■ Written task: Below are entries to be transcribed exactly; exclude the pictures from the copy.

■ Information shown:
◇ ◇ ◇ ◇

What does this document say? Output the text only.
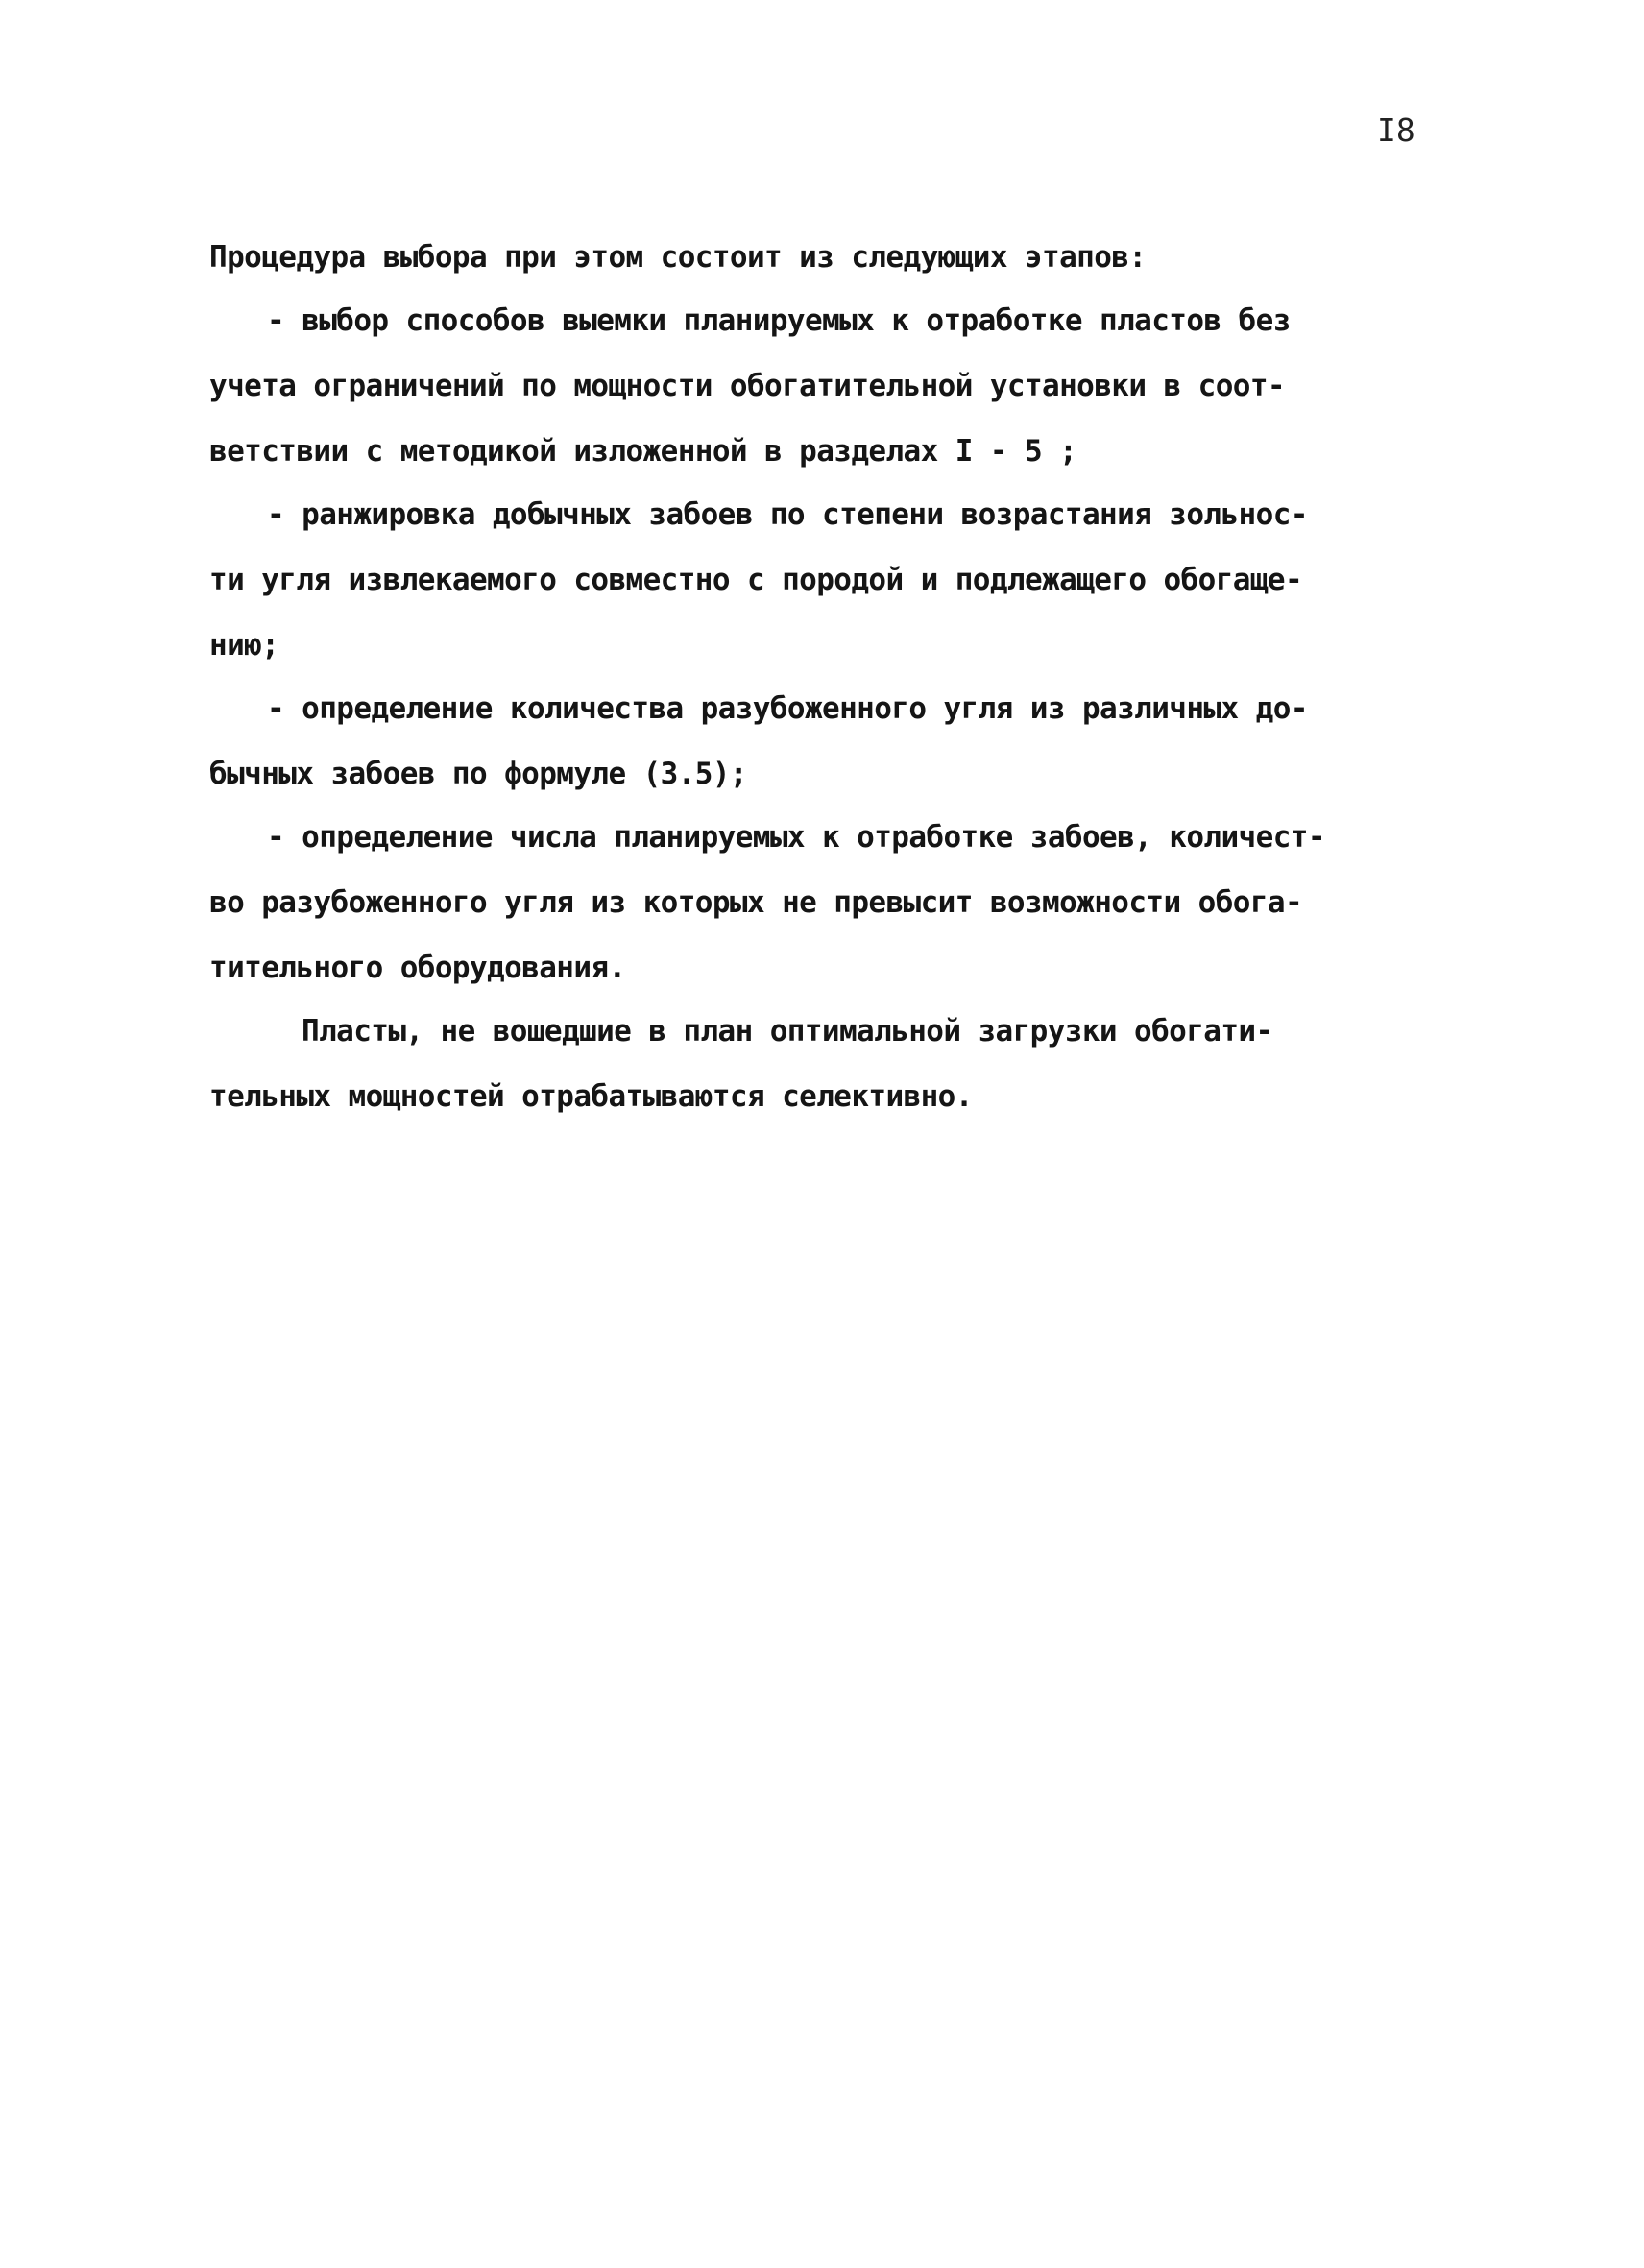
I8
Процедура выбора при этом состоит из следующих этапов:
- выбор способов выемки планируемых к отработке пластов без
учета ограничений по мощности обогатительной установки в соот-
ветствии с методикой изложенной в разделах I - 5 ;
- ранжировка добычных забоев по степени возрастания зольнос-
ти угля извлекаемого совместно с породой и подлежащего обогаще-
нию;
- определение количества разубоженного угля из различных до-
бычных забоев по формуле (3.5);
- определение числа планируемых к отработке забоев, количест-
во разубоженного угля из которых не превысит возможности обога-
тительного оборудования.
Пласты, не вошедшие в план оптимальной загрузки обогати-
тельных мощностей отрабатываются селективно.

◇ ◇ ◇ ◇

■ Written solution:
What does this document say? Output the text only.
I8
Процедура выбора при этом состоит из следующих этапов:
- выбор способов выемки планируемых к отработке пластов без
учета ограничений по мощности обогатительной установки в соот-
ветствии с методикой изложенной в разделах I - 5 ;
- ранжировка добычных забоев по степени возрастания зольнос-
ти угля извлекаемого совместно с породой и подлежащего обогаще-
нию;
- определение количества разубоженного угля из различных до-
бычных забоев по формуле (3.5);
- определение числа планируемых к отработке забоев, количест-
во разубоженного угля из которых не превысит возможности обога-
тительного оборудования.
Пласты, не вошедшие в план оптимальной загрузки обогати-
тельных мощностей отрабатываются селективно.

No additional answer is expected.